-------- Stored data --------

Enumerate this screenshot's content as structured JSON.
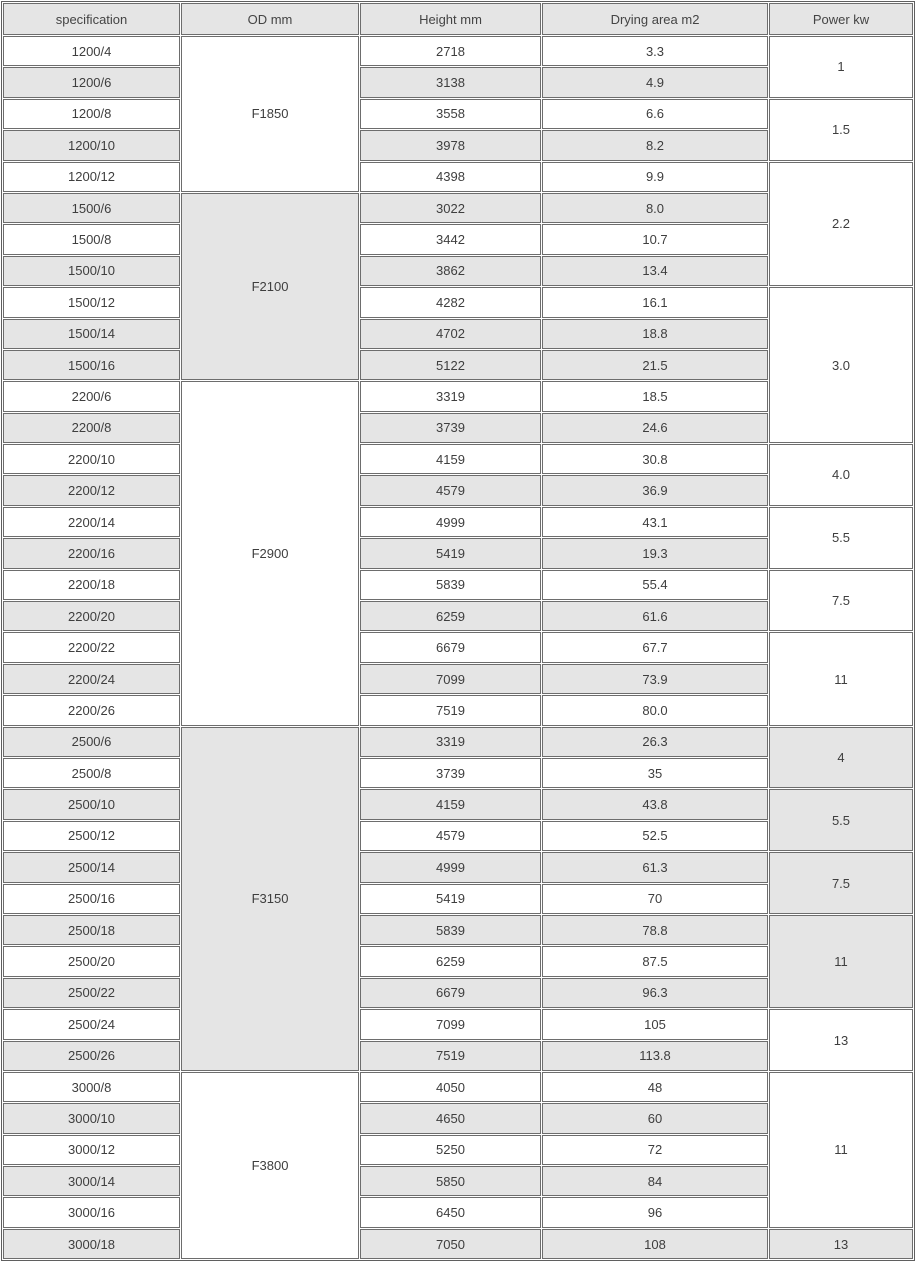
{
  "colors": {
    "stripe": "#e5e5e5",
    "header_bg": "#e5e5e5",
    "border_inner": "#6d6d6d",
    "border_outer": "#5f5f5f",
    "text": "#3e3e3e",
    "background": "#ffffff"
  },
  "table": {
    "columns": [
      {
        "key": "spec",
        "label": "specification"
      },
      {
        "key": "od",
        "label": "OD mm"
      },
      {
        "key": "height",
        "label": "Height mm"
      },
      {
        "key": "area",
        "label": "Drying area m2"
      },
      {
        "key": "power",
        "label": "Power kw"
      }
    ],
    "rows": [
      {
        "spec": "1200/4",
        "height": "2718",
        "area": "3.3",
        "shade": false,
        "od": {
          "label": "F1850",
          "rowspan": 5,
          "shade": false
        },
        "power": {
          "label": "1",
          "rowspan": 2,
          "shade": false
        }
      },
      {
        "spec": "1200/6",
        "height": "3138",
        "area": "4.9",
        "shade": true
      },
      {
        "spec": "1200/8",
        "height": "3558",
        "area": "6.6",
        "shade": false,
        "power": {
          "label": "1.5",
          "rowspan": 2,
          "shade": false
        }
      },
      {
        "spec": "1200/10",
        "height": "3978",
        "area": "8.2",
        "shade": true
      },
      {
        "spec": "1200/12",
        "height": "4398",
        "area": "9.9",
        "shade": false,
        "power": {
          "label": "2.2",
          "rowspan": 4,
          "shade": false
        }
      },
      {
        "spec": "1500/6",
        "height": "3022",
        "area": "8.0",
        "shade": true,
        "od": {
          "label": "F2100",
          "rowspan": 6,
          "shade": true
        }
      },
      {
        "spec": "1500/8",
        "height": "3442",
        "area": "10.7",
        "shade": false
      },
      {
        "spec": "1500/10",
        "height": "3862",
        "area": "13.4",
        "shade": true
      },
      {
        "spec": "1500/12",
        "height": "4282",
        "area": "16.1",
        "shade": false,
        "power": {
          "label": "3.0",
          "rowspan": 5,
          "shade": false
        }
      },
      {
        "spec": "1500/14",
        "height": "4702",
        "area": "18.8",
        "shade": true
      },
      {
        "spec": "1500/16",
        "height": "5122",
        "area": "21.5",
        "shade": true
      },
      {
        "spec": "2200/6",
        "height": "3319",
        "area": "18.5",
        "shade": false,
        "od": {
          "label": "F2900",
          "rowspan": 11,
          "shade": false
        }
      },
      {
        "spec": "2200/8",
        "height": "3739",
        "area": "24.6",
        "shade": true
      },
      {
        "spec": "2200/10",
        "height": "4159",
        "area": "30.8",
        "shade": false,
        "power": {
          "label": "4.0",
          "rowspan": 2,
          "shade": false
        }
      },
      {
        "spec": "2200/12",
        "height": "4579",
        "area": "36.9",
        "shade": true
      },
      {
        "spec": "2200/14",
        "height": "4999",
        "area": "43.1",
        "shade": false,
        "power": {
          "label": "5.5",
          "rowspan": 2,
          "shade": false
        }
      },
      {
        "spec": "2200/16",
        "height": "5419",
        "area": "19.3",
        "shade": true
      },
      {
        "spec": "2200/18",
        "height": "5839",
        "area": "55.4",
        "shade": false,
        "power": {
          "label": "7.5",
          "rowspan": 2,
          "shade": false
        }
      },
      {
        "spec": "2200/20",
        "height": "6259",
        "area": "61.6",
        "shade": true
      },
      {
        "spec": "2200/22",
        "height": "6679",
        "area": "67.7",
        "shade": false,
        "power": {
          "label": "11",
          "rowspan": 3,
          "shade": false
        }
      },
      {
        "spec": "2200/24",
        "height": "7099",
        "area": "73.9",
        "shade": true
      },
      {
        "spec": "2200/26",
        "height": "7519",
        "area": "80.0",
        "shade": false
      },
      {
        "spec": "2500/6",
        "height": "3319",
        "area": "26.3",
        "shade": true,
        "od": {
          "label": "F3150",
          "rowspan": 11,
          "shade": true
        },
        "power": {
          "label": "4",
          "rowspan": 2,
          "shade": true
        }
      },
      {
        "spec": "2500/8",
        "height": "3739",
        "area": "35",
        "shade": false
      },
      {
        "spec": "2500/10",
        "height": "4159",
        "area": "43.8",
        "shade": true,
        "power": {
          "label": "5.5",
          "rowspan": 2,
          "shade": true
        }
      },
      {
        "spec": "2500/12",
        "height": "4579",
        "area": "52.5",
        "shade": false
      },
      {
        "spec": "2500/14",
        "height": "4999",
        "area": "61.3",
        "shade": true,
        "power": {
          "label": "7.5",
          "rowspan": 2,
          "shade": true
        }
      },
      {
        "spec": "2500/16",
        "height": "5419",
        "area": "70",
        "shade": false
      },
      {
        "spec": "2500/18",
        "height": "5839",
        "area": "78.8",
        "shade": true,
        "power": {
          "label": "11",
          "rowspan": 3,
          "shade": true
        }
      },
      {
        "spec": "2500/20",
        "height": "6259",
        "area": "87.5",
        "shade": false
      },
      {
        "spec": "2500/22",
        "height": "6679",
        "area": "96.3",
        "shade": true
      },
      {
        "spec": "2500/24",
        "height": "7099",
        "area": "105",
        "shade": false,
        "power": {
          "label": "13",
          "rowspan": 2,
          "shade": false
        }
      },
      {
        "spec": "2500/26",
        "height": "7519",
        "area": "113.8",
        "shade": true
      },
      {
        "spec": "3000/8",
        "height": "4050",
        "area": "48",
        "shade": false,
        "od": {
          "label": "F3800",
          "rowspan": 6,
          "shade": false
        },
        "power": {
          "label": "11",
          "rowspan": 5,
          "shade": false
        }
      },
      {
        "spec": "3000/10",
        "height": "4650",
        "area": "60",
        "shade": true
      },
      {
        "spec": "3000/12",
        "height": "5250",
        "area": "72",
        "shade": false
      },
      {
        "spec": "3000/14",
        "height": "5850",
        "area": "84",
        "shade": true
      },
      {
        "spec": "3000/16",
        "height": "6450",
        "area": "96",
        "shade": false
      },
      {
        "spec": "3000/18",
        "height": "7050",
        "area": "108",
        "shade": true,
        "power": {
          "label": "13",
          "rowspan": 1,
          "shade": true
        }
      }
    ]
  },
  "chart_data": {
    "type": "table",
    "title": "",
    "columns": [
      "specification",
      "OD mm",
      "Height mm",
      "Drying area m2",
      "Power kw"
    ],
    "records": [
      [
        "1200/4",
        "F1850",
        2718,
        3.3,
        "1"
      ],
      [
        "1200/6",
        "F1850",
        3138,
        4.9,
        "1"
      ],
      [
        "1200/8",
        "F1850",
        3558,
        6.6,
        "1.5"
      ],
      [
        "1200/10",
        "F1850",
        3978,
        8.2,
        "1.5"
      ],
      [
        "1200/12",
        "F1850",
        4398,
        9.9,
        "2.2"
      ],
      [
        "1500/6",
        "F2100",
        3022,
        8.0,
        "2.2"
      ],
      [
        "1500/8",
        "F2100",
        3442,
        10.7,
        "2.2"
      ],
      [
        "1500/10",
        "F2100",
        3862,
        13.4,
        "2.2"
      ],
      [
        "1500/12",
        "F2100",
        4282,
        16.1,
        "3.0"
      ],
      [
        "1500/14",
        "F2100",
        4702,
        18.8,
        "3.0"
      ],
      [
        "1500/16",
        "F2100",
        5122,
        21.5,
        "3.0"
      ],
      [
        "2200/6",
        "F2900",
        3319,
        18.5,
        "3.0"
      ],
      [
        "2200/8",
        "F2900",
        3739,
        24.6,
        "3.0"
      ],
      [
        "2200/10",
        "F2900",
        4159,
        30.8,
        "4.0"
      ],
      [
        "2200/12",
        "F2900",
        4579,
        36.9,
        "4.0"
      ],
      [
        "2200/14",
        "F2900",
        4999,
        43.1,
        "5.5"
      ],
      [
        "2200/16",
        "F2900",
        5419,
        19.3,
        "5.5"
      ],
      [
        "2200/18",
        "F2900",
        5839,
        55.4,
        "7.5"
      ],
      [
        "2200/20",
        "F2900",
        6259,
        61.6,
        "7.5"
      ],
      [
        "2200/22",
        "F2900",
        6679,
        67.7,
        "11"
      ],
      [
        "2200/24",
        "F2900",
        7099,
        73.9,
        "11"
      ],
      [
        "2200/26",
        "F2900",
        7519,
        80.0,
        "11"
      ],
      [
        "2500/6",
        "F3150",
        3319,
        26.3,
        "4"
      ],
      [
        "2500/8",
        "F3150",
        3739,
        35,
        "4"
      ],
      [
        "2500/10",
        "F3150",
        4159,
        43.8,
        "5.5"
      ],
      [
        "2500/12",
        "F3150",
        4579,
        52.5,
        "5.5"
      ],
      [
        "2500/14",
        "F3150",
        4999,
        61.3,
        "7.5"
      ],
      [
        "2500/16",
        "F3150",
        5419,
        70,
        "7.5"
      ],
      [
        "2500/18",
        "F3150",
        5839,
        78.8,
        "11"
      ],
      [
        "2500/20",
        "F3150",
        6259,
        87.5,
        "11"
      ],
      [
        "2500/22",
        "F3150",
        6679,
        96.3,
        "11"
      ],
      [
        "2500/24",
        "F3150",
        7099,
        105,
        "13"
      ],
      [
        "2500/26",
        "F3150",
        7519,
        113.8,
        "13"
      ],
      [
        "3000/8",
        "F3800",
        4050,
        48,
        "11"
      ],
      [
        "3000/10",
        "F3800",
        4650,
        60,
        "11"
      ],
      [
        "3000/12",
        "F3800",
        5250,
        72,
        "11"
      ],
      [
        "3000/14",
        "F3800",
        5850,
        84,
        "11"
      ],
      [
        "3000/16",
        "F3800",
        6450,
        96,
        "11"
      ],
      [
        "3000/18",
        "F3800",
        7050,
        108,
        "13"
      ]
    ]
  }
}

--------

--- Required work ---
Show, from the material above, each line that includes the string "specification".

--- Worked solution ---
        "label": "specification"
      "specification",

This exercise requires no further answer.